- **MATERIAL PROVIDED**
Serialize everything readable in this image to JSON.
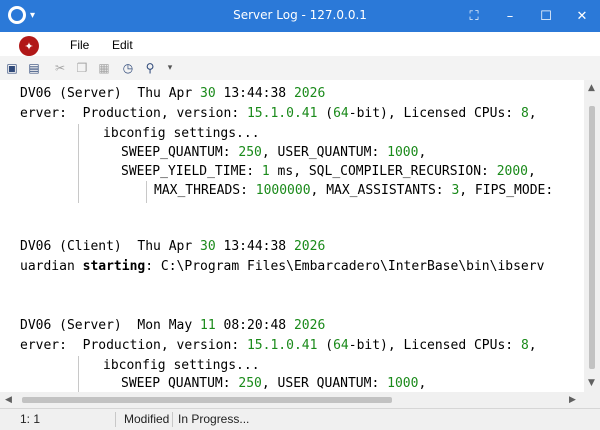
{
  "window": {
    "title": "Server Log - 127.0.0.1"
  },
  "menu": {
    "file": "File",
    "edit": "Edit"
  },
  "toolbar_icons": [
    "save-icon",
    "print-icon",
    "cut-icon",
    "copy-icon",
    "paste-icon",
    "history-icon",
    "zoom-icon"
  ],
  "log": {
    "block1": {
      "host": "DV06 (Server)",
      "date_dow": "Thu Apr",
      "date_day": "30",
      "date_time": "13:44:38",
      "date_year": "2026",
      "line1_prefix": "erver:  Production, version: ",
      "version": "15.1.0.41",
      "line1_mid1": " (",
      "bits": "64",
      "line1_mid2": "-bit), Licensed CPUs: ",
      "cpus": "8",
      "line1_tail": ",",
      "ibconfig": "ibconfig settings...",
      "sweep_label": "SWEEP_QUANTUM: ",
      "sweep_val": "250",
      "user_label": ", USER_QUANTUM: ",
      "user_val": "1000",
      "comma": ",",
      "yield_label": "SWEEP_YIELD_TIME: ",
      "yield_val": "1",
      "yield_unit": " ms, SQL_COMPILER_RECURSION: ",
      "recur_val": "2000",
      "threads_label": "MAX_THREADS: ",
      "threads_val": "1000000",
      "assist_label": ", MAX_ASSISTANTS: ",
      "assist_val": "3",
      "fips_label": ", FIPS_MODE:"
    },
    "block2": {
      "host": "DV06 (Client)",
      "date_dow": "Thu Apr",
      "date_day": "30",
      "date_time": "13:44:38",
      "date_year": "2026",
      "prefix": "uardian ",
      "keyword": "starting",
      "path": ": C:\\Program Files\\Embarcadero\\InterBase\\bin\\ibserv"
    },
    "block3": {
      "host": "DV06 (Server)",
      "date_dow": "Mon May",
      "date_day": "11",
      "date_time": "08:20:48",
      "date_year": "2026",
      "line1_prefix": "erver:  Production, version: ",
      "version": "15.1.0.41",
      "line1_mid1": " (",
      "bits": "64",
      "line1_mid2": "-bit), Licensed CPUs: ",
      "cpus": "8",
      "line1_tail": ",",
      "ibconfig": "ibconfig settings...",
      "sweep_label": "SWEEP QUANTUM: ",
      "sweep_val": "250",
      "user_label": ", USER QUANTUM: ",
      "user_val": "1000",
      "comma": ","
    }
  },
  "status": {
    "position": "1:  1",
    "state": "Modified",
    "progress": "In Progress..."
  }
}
...
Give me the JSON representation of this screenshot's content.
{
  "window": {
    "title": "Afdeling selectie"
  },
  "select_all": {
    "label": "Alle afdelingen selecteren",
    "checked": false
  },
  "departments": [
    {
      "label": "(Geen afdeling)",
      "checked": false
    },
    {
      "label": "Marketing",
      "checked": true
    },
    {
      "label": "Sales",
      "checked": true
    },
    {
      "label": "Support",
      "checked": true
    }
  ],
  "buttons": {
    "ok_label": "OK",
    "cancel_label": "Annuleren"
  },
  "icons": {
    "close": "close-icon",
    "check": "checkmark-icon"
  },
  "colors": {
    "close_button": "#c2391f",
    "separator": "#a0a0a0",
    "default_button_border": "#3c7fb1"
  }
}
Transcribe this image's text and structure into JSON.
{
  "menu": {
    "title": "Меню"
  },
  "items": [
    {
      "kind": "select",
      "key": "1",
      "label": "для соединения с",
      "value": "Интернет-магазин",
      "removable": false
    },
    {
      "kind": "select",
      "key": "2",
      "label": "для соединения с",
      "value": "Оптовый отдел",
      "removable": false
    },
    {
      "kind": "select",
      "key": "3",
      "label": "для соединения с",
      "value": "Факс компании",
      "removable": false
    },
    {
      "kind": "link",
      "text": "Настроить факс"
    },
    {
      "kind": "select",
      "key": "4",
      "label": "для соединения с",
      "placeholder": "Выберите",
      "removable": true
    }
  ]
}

- **BRIEF**
Take every line from the records above that has the word "this" and copy it.

- **FINAL RESULT**
Serialize everything readable in this image to JSON.
Give me the JSON representation of this screenshot's content.
Transcribe this image's text and structure into JSON.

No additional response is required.